(Directions for this task): Lift every line from the entries that includes the word "Amérique".

(Material for the task):
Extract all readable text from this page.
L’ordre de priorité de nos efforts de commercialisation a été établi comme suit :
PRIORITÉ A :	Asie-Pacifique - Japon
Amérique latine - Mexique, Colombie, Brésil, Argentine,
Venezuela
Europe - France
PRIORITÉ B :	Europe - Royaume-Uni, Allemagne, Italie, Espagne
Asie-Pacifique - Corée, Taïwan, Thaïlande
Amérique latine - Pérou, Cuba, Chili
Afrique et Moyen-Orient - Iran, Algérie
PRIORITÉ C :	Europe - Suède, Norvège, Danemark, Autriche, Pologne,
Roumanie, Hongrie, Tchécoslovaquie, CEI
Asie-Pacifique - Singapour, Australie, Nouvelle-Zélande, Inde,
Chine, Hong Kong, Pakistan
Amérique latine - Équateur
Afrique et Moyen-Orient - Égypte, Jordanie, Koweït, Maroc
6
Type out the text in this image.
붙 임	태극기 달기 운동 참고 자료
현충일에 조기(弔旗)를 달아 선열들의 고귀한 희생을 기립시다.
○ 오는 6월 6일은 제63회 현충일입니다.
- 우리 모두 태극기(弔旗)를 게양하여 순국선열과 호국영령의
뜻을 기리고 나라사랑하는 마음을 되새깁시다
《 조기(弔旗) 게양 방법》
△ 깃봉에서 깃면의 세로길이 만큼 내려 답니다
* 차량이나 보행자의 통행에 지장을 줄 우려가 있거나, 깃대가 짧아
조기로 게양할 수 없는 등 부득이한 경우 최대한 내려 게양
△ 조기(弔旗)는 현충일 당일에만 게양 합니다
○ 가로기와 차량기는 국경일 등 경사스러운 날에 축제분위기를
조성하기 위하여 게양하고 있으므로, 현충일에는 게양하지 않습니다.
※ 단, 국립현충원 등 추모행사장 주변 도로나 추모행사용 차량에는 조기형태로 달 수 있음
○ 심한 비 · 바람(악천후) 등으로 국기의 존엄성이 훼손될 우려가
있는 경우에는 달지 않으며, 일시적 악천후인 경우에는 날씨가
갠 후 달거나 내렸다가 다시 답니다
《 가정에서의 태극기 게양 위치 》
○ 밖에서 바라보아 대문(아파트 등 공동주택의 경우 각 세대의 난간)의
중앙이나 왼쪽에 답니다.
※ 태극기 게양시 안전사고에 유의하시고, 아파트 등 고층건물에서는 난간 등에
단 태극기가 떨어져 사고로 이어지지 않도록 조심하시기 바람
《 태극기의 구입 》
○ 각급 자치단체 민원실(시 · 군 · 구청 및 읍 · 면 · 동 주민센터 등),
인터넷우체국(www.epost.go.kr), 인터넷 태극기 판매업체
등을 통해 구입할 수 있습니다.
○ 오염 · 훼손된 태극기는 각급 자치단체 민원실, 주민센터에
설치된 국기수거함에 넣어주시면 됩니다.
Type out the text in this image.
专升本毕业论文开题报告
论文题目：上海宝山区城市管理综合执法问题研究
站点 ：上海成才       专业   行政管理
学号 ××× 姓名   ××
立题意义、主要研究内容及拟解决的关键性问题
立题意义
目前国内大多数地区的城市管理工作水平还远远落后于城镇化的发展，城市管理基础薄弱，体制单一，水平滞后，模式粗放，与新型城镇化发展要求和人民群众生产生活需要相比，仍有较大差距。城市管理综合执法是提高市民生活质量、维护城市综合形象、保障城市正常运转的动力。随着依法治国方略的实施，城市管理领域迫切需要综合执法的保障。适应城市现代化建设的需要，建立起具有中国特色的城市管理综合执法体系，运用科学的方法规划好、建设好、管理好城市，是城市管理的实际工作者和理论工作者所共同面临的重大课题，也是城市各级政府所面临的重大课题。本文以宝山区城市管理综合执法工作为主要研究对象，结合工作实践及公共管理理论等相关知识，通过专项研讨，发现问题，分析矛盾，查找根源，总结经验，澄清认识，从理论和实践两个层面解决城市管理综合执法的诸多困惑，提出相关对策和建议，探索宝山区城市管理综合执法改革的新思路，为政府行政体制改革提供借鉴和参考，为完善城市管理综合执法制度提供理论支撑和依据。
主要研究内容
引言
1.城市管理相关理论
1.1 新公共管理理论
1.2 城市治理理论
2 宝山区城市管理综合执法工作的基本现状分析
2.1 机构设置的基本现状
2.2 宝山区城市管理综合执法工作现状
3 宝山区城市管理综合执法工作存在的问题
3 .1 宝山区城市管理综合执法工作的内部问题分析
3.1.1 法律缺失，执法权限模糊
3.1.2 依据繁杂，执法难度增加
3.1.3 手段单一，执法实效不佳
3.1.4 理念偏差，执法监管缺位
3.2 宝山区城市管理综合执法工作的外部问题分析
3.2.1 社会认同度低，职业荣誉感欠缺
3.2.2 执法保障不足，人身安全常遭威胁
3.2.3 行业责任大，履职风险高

(Result):
Amérique latine - Mexique, Colombie, Brésil, Argentine,
Amérique latine - Pérou, Cuba, Chili
Amérique latine - Équateur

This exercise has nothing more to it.